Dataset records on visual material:

* Begin *

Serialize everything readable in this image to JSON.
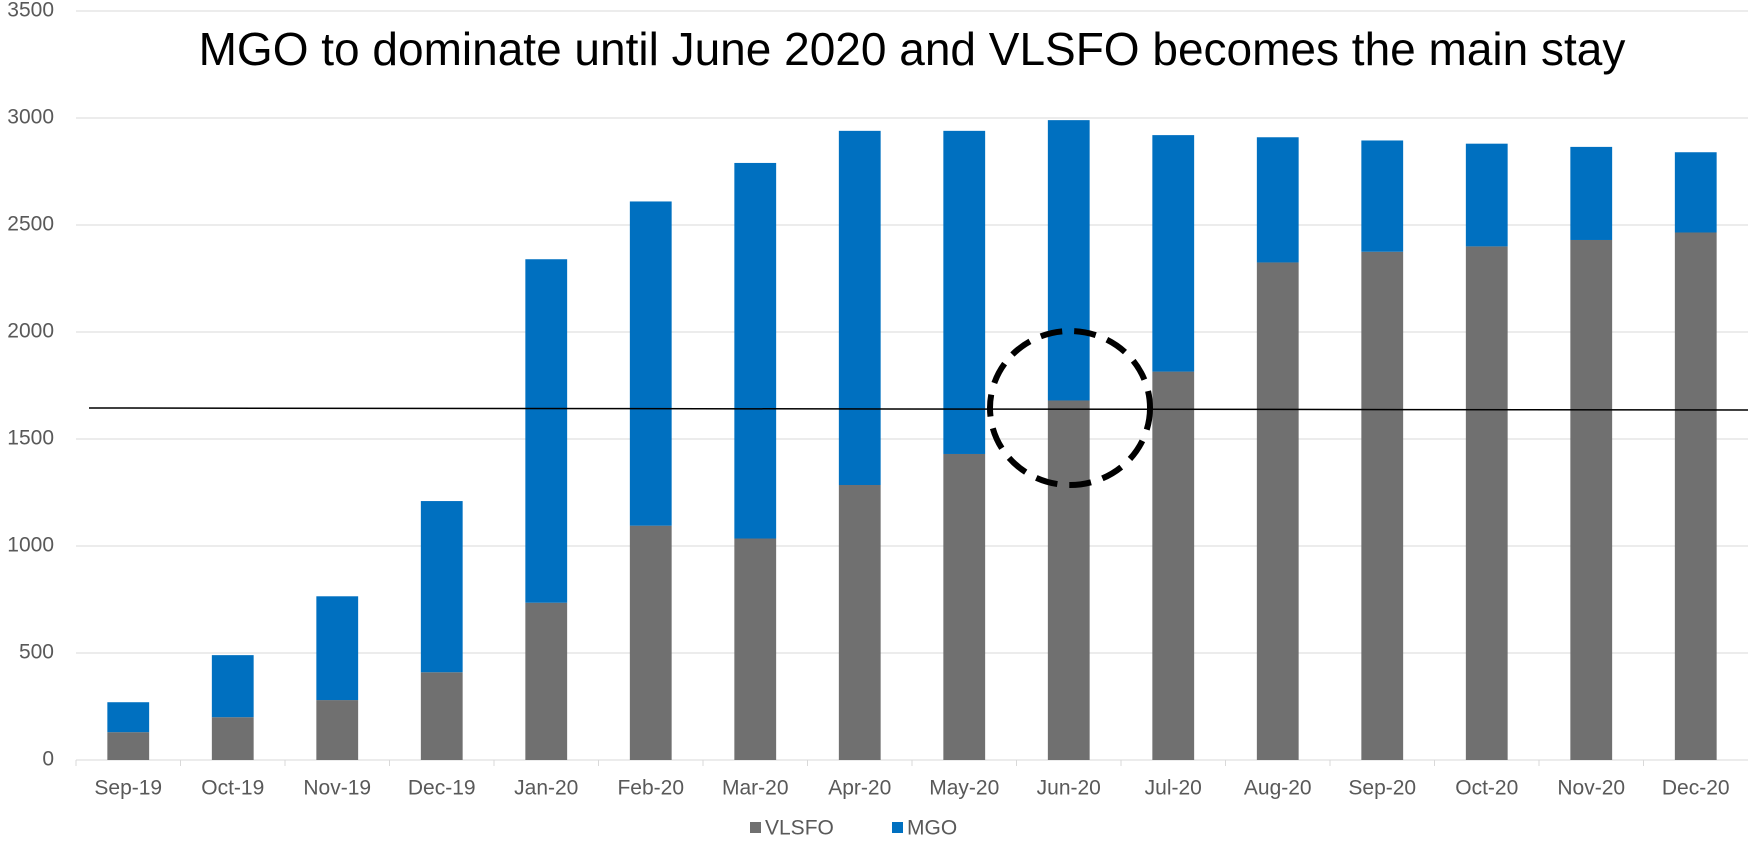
{
  "chart_data": {
    "type": "stacked_bar",
    "title": "MGO to dominate until June 2020 and VLSFO becomes the main stay",
    "categories": [
      "Sep-19",
      "Oct-19",
      "Nov-19",
      "Dec-19",
      "Jan-20",
      "Feb-20",
      "Mar-20",
      "Apr-20",
      "May-20",
      "Jun-20",
      "Jul-20",
      "Aug-20",
      "Sep-20",
      "Oct-20",
      "Nov-20",
      "Dec-20"
    ],
    "series": [
      {
        "name": "VLSFO",
        "color": "#707070",
        "values": [
          130,
          200,
          280,
          410,
          735,
          1095,
          1035,
          1285,
          1430,
          1680,
          1815,
          2325,
          2375,
          2400,
          2430,
          2465
        ]
      },
      {
        "name": "MGO",
        "color": "#0070c0",
        "values": [
          140,
          290,
          485,
          800,
          1605,
          1515,
          1755,
          1655,
          1510,
          1310,
          1105,
          585,
          520,
          480,
          435,
          375
        ]
      }
    ],
    "ylim": [
      0,
      3500
    ],
    "yticks": [
      0,
      500,
      1000,
      1500,
      2000,
      2500,
      3000,
      3500
    ],
    "grid": true,
    "legend": "bottom"
  }
}
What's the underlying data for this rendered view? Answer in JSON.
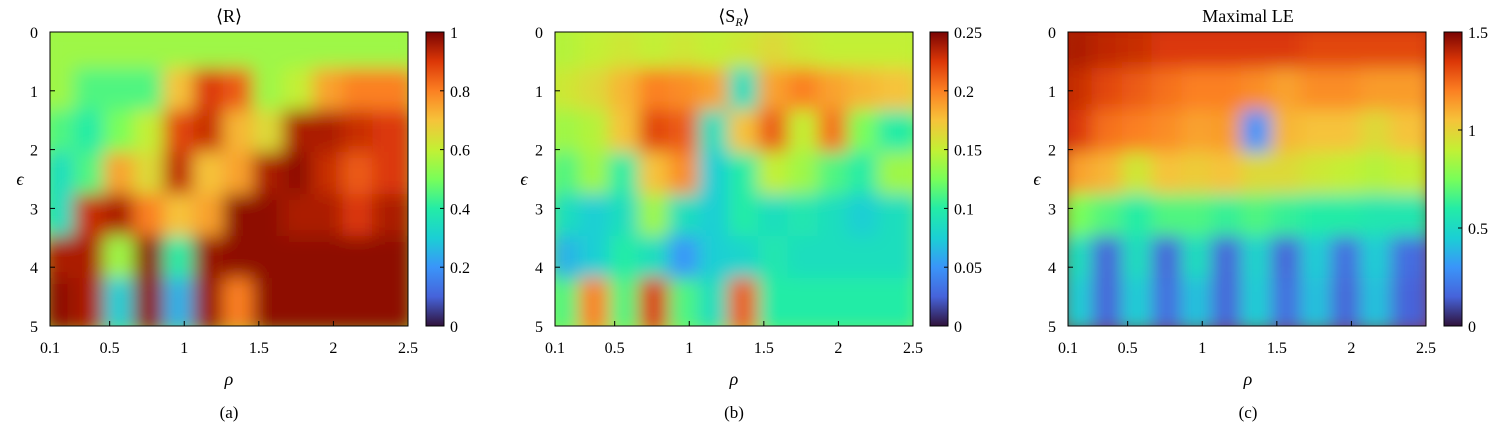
{
  "chart_data": [
    {
      "type": "heatmap",
      "panel_label": "(a)",
      "title": "⟨R⟩",
      "xlabel": "ρ",
      "ylabel": "ϵ",
      "xlim": [
        0.1,
        2.5
      ],
      "ylim": [
        0,
        5
      ],
      "y_inverted": true,
      "x_ticks": [
        "0.1",
        "0.5",
        "1",
        "1.5",
        "2",
        "2.5"
      ],
      "y_ticks": [
        "0",
        "1",
        "2",
        "3",
        "4",
        "5"
      ],
      "colorbar": {
        "range": [
          0,
          1
        ],
        "ticks": [
          "0",
          "0.2",
          "0.4",
          "0.6",
          "0.8",
          "1"
        ],
        "colormap": "turbo"
      },
      "values_normalized": [
        [
          0.55,
          0.55,
          0.55,
          0.55,
          0.55,
          0.55,
          0.55,
          0.55,
          0.55,
          0.55,
          0.55,
          0.55
        ],
        [
          0.55,
          0.45,
          0.45,
          0.45,
          0.7,
          0.9,
          0.85,
          0.55,
          0.6,
          0.75,
          0.8,
          0.8
        ],
        [
          0.45,
          0.4,
          0.5,
          0.6,
          0.88,
          0.92,
          0.72,
          0.65,
          0.95,
          0.95,
          0.92,
          0.9
        ],
        [
          0.35,
          0.45,
          0.75,
          0.65,
          0.93,
          0.7,
          0.75,
          0.95,
          0.98,
          0.92,
          0.85,
          0.9
        ],
        [
          0.35,
          0.92,
          0.95,
          0.8,
          0.7,
          0.75,
          0.98,
          0.98,
          0.95,
          0.95,
          0.9,
          0.95
        ],
        [
          0.95,
          0.95,
          0.55,
          0.98,
          0.4,
          0.97,
          0.98,
          0.98,
          0.98,
          0.98,
          0.98,
          0.98
        ],
        [
          0.98,
          0.95,
          0.3,
          0.98,
          0.25,
          0.97,
          0.8,
          0.98,
          0.98,
          0.98,
          0.98,
          0.98
        ]
      ]
    },
    {
      "type": "heatmap",
      "panel_label": "(b)",
      "title": "⟨S_R⟩",
      "xlabel": "ρ",
      "ylabel": "ϵ",
      "xlim": [
        0.1,
        2.5
      ],
      "ylim": [
        0,
        5
      ],
      "y_inverted": true,
      "x_ticks": [
        "0.1",
        "0.5",
        "1",
        "1.5",
        "2",
        "2.5"
      ],
      "y_ticks": [
        "0",
        "1",
        "2",
        "3",
        "4",
        "5"
      ],
      "colorbar": {
        "range": [
          0,
          0.25
        ],
        "ticks": [
          "0",
          "0.05",
          "0.1",
          "0.15",
          "0.2",
          "0.25"
        ],
        "colormap": "turbo"
      },
      "values_normalized": [
        [
          0.58,
          0.6,
          0.62,
          0.6,
          0.62,
          0.6,
          0.62,
          0.65,
          0.62,
          0.6,
          0.6,
          0.6
        ],
        [
          0.62,
          0.65,
          0.72,
          0.8,
          0.78,
          0.75,
          0.35,
          0.75,
          0.8,
          0.75,
          0.72,
          0.7
        ],
        [
          0.55,
          0.58,
          0.7,
          0.88,
          0.85,
          0.35,
          0.7,
          0.85,
          0.6,
          0.82,
          0.5,
          0.4
        ],
        [
          0.45,
          0.55,
          0.4,
          0.7,
          0.78,
          0.3,
          0.4,
          0.6,
          0.55,
          0.45,
          0.4,
          0.55
        ],
        [
          0.35,
          0.3,
          0.35,
          0.55,
          0.35,
          0.3,
          0.4,
          0.35,
          0.38,
          0.35,
          0.3,
          0.35
        ],
        [
          0.25,
          0.3,
          0.4,
          0.35,
          0.2,
          0.3,
          0.32,
          0.38,
          0.35,
          0.35,
          0.35,
          0.35
        ],
        [
          0.45,
          0.8,
          0.45,
          0.9,
          0.45,
          0.35,
          0.85,
          0.4,
          0.4,
          0.4,
          0.4,
          0.4
        ]
      ]
    },
    {
      "type": "heatmap",
      "panel_label": "(c)",
      "title": "Maximal LE",
      "xlabel": "ρ",
      "ylabel": "ϵ",
      "xlim": [
        0.1,
        2.5
      ],
      "ylim": [
        0,
        5
      ],
      "y_inverted": true,
      "x_ticks": [
        "0.1",
        "0.5",
        "1",
        "1.5",
        "2",
        "2.5"
      ],
      "y_ticks": [
        "0",
        "1",
        "2",
        "3",
        "4",
        "5"
      ],
      "colorbar": {
        "range": [
          0,
          1.5
        ],
        "ticks": [
          "0",
          "0.5",
          "1",
          "1.5"
        ],
        "colormap": "turbo"
      },
      "values_normalized": [
        [
          0.95,
          0.93,
          0.92,
          0.9,
          0.9,
          0.9,
          0.9,
          0.9,
          0.88,
          0.88,
          0.88,
          0.88
        ],
        [
          0.92,
          0.88,
          0.85,
          0.82,
          0.8,
          0.8,
          0.78,
          0.75,
          0.78,
          0.78,
          0.76,
          0.76
        ],
        [
          0.9,
          0.82,
          0.8,
          0.78,
          0.75,
          0.76,
          0.2,
          0.72,
          0.7,
          0.7,
          0.65,
          0.7
        ],
        [
          0.75,
          0.72,
          0.62,
          0.7,
          0.68,
          0.7,
          0.65,
          0.65,
          0.62,
          0.6,
          0.58,
          0.6
        ],
        [
          0.5,
          0.45,
          0.4,
          0.45,
          0.45,
          0.42,
          0.45,
          0.42,
          0.4,
          0.4,
          0.38,
          0.38
        ],
        [
          0.35,
          0.1,
          0.35,
          0.1,
          0.35,
          0.1,
          0.32,
          0.1,
          0.3,
          0.12,
          0.3,
          0.12
        ],
        [
          0.3,
          0.1,
          0.3,
          0.12,
          0.28,
          0.1,
          0.3,
          0.12,
          0.28,
          0.1,
          0.28,
          0.1
        ]
      ]
    }
  ]
}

* End *

Transcribe each entry precisely as given, leaving the pictures out.

Serialize everything readable in this image to JSON.
{
  "chart_data": {
    "type": "stacked_bar",
    "title": "MGO to dominate until June 2020 and VLSFO becomes the main stay",
    "categories": [
      "Sep-19",
      "Oct-19",
      "Nov-19",
      "Dec-19",
      "Jan-20",
      "Feb-20",
      "Mar-20",
      "Apr-20",
      "May-20",
      "Jun-20",
      "Jul-20",
      "Aug-20",
      "Sep-20",
      "Oct-20",
      "Nov-20",
      "Dec-20"
    ],
    "series": [
      {
        "name": "VLSFO",
        "color": "#707070",
        "values": [
          130,
          200,
          280,
          410,
          735,
          1095,
          1035,
          1285,
          1430,
          1680,
          1815,
          2325,
          2375,
          2400,
          2430,
          2465
        ]
      },
      {
        "name": "MGO",
        "color": "#0070c0",
        "values": [
          140,
          290,
          485,
          800,
          1605,
          1515,
          1755,
          1655,
          1510,
          1310,
          1105,
          585,
          520,
          480,
          435,
          375
        ]
      }
    ],
    "ylim": [
      0,
      3500
    ],
    "yticks": [
      0,
      500,
      1000,
      1500,
      2000,
      2500,
      3000,
      3500
    ],
    "grid": true,
    "legend": "bottom"
  }
}
What's the underlying data for this rendered view? Answer in JSON.
{
  "chart_data": [
    {
      "type": "heatmap",
      "panel_label": "(a)",
      "title": "⟨R⟩",
      "xlabel": "ρ",
      "ylabel": "ϵ",
      "xlim": [
        0.1,
        2.5
      ],
      "ylim": [
        0,
        5
      ],
      "y_inverted": true,
      "x_ticks": [
        "0.1",
        "0.5",
        "1",
        "1.5",
        "2",
        "2.5"
      ],
      "y_ticks": [
        "0",
        "1",
        "2",
        "3",
        "4",
        "5"
      ],
      "colorbar": {
        "range": [
          0,
          1
        ],
        "ticks": [
          "0",
          "0.2",
          "0.4",
          "0.6",
          "0.8",
          "1"
        ],
        "colormap": "turbo"
      },
      "values_normalized": [
        [
          0.55,
          0.55,
          0.55,
          0.55,
          0.55,
          0.55,
          0.55,
          0.55,
          0.55,
          0.55,
          0.55,
          0.55
        ],
        [
          0.55,
          0.45,
          0.45,
          0.45,
          0.7,
          0.9,
          0.85,
          0.55,
          0.6,
          0.75,
          0.8,
          0.8
        ],
        [
          0.45,
          0.4,
          0.5,
          0.6,
          0.88,
          0.92,
          0.72,
          0.65,
          0.95,
          0.95,
          0.92,
          0.9
        ],
        [
          0.35,
          0.45,
          0.75,
          0.65,
          0.93,
          0.7,
          0.75,
          0.95,
          0.98,
          0.92,
          0.85,
          0.9
        ],
        [
          0.35,
          0.92,
          0.95,
          0.8,
          0.7,
          0.75,
          0.98,
          0.98,
          0.95,
          0.95,
          0.9,
          0.95
        ],
        [
          0.95,
          0.95,
          0.55,
          0.98,
          0.4,
          0.97,
          0.98,
          0.98,
          0.98,
          0.98,
          0.98,
          0.98
        ],
        [
          0.98,
          0.95,
          0.3,
          0.98,
          0.25,
          0.97,
          0.8,
          0.98,
          0.98,
          0.98,
          0.98,
          0.98
        ]
      ]
    },
    {
      "type": "heatmap",
      "panel_label": "(b)",
      "title": "⟨S_R⟩",
      "xlabel": "ρ",
      "ylabel": "ϵ",
      "xlim": [
        0.1,
        2.5
      ],
      "ylim": [
        0,
        5
      ],
      "y_inverted": true,
      "x_ticks": [
        "0.1",
        "0.5",
        "1",
        "1.5",
        "2",
        "2.5"
      ],
      "y_ticks": [
        "0",
        "1",
        "2",
        "3",
        "4",
        "5"
      ],
      "colorbar": {
        "range": [
          0,
          0.25
        ],
        "ticks": [
          "0",
          "0.05",
          "0.1",
          "0.15",
          "0.2",
          "0.25"
        ],
        "colormap": "turbo"
      },
      "values_normalized": [
        [
          0.58,
          0.6,
          0.62,
          0.6,
          0.62,
          0.6,
          0.62,
          0.65,
          0.62,
          0.6,
          0.6,
          0.6
        ],
        [
          0.62,
          0.65,
          0.72,
          0.8,
          0.78,
          0.75,
          0.35,
          0.75,
          0.8,
          0.75,
          0.72,
          0.7
        ],
        [
          0.55,
          0.58,
          0.7,
          0.88,
          0.85,
          0.35,
          0.7,
          0.85,
          0.6,
          0.82,
          0.5,
          0.4
        ],
        [
          0.45,
          0.55,
          0.4,
          0.7,
          0.78,
          0.3,
          0.4,
          0.6,
          0.55,
          0.45,
          0.4,
          0.55
        ],
        [
          0.35,
          0.3,
          0.35,
          0.55,
          0.35,
          0.3,
          0.4,
          0.35,
          0.38,
          0.35,
          0.3,
          0.35
        ],
        [
          0.25,
          0.3,
          0.4,
          0.35,
          0.2,
          0.3,
          0.32,
          0.38,
          0.35,
          0.35,
          0.35,
          0.35
        ],
        [
          0.45,
          0.8,
          0.45,
          0.9,
          0.45,
          0.35,
          0.85,
          0.4,
          0.4,
          0.4,
          0.4,
          0.4
        ]
      ]
    },
    {
      "type": "heatmap",
      "panel_label": "(c)",
      "title": "Maximal LE",
      "xlabel": "ρ",
      "ylabel": "ϵ",
      "xlim": [
        0.1,
        2.5
      ],
      "ylim": [
        0,
        5
      ],
      "y_inverted": true,
      "x_ticks": [
        "0.1",
        "0.5",
        "1",
        "1.5",
        "2",
        "2.5"
      ],
      "y_ticks": [
        "0",
        "1",
        "2",
        "3",
        "4",
        "5"
      ],
      "colorbar": {
        "range": [
          0,
          1.5
        ],
        "ticks": [
          "0",
          "0.5",
          "1",
          "1.5"
        ],
        "colormap": "turbo"
      },
      "values_normalized": [
        [
          0.95,
          0.93,
          0.92,
          0.9,
          0.9,
          0.9,
          0.9,
          0.9,
          0.88,
          0.88,
          0.88,
          0.88
        ],
        [
          0.92,
          0.88,
          0.85,
          0.82,
          0.8,
          0.8,
          0.78,
          0.75,
          0.78,
          0.78,
          0.76,
          0.76
        ],
        [
          0.9,
          0.82,
          0.8,
          0.78,
          0.75,
          0.76,
          0.2,
          0.72,
          0.7,
          0.7,
          0.65,
          0.7
        ],
        [
          0.75,
          0.72,
          0.62,
          0.7,
          0.68,
          0.7,
          0.65,
          0.65,
          0.62,
          0.6,
          0.58,
          0.6
        ],
        [
          0.5,
          0.45,
          0.4,
          0.45,
          0.45,
          0.42,
          0.45,
          0.42,
          0.4,
          0.4,
          0.38,
          0.38
        ],
        [
          0.35,
          0.1,
          0.35,
          0.1,
          0.35,
          0.1,
          0.32,
          0.1,
          0.3,
          0.12,
          0.3,
          0.12
        ],
        [
          0.3,
          0.1,
          0.3,
          0.12,
          0.28,
          0.1,
          0.3,
          0.12,
          0.28,
          0.1,
          0.28,
          0.1
        ]
      ]
    }
  ]
}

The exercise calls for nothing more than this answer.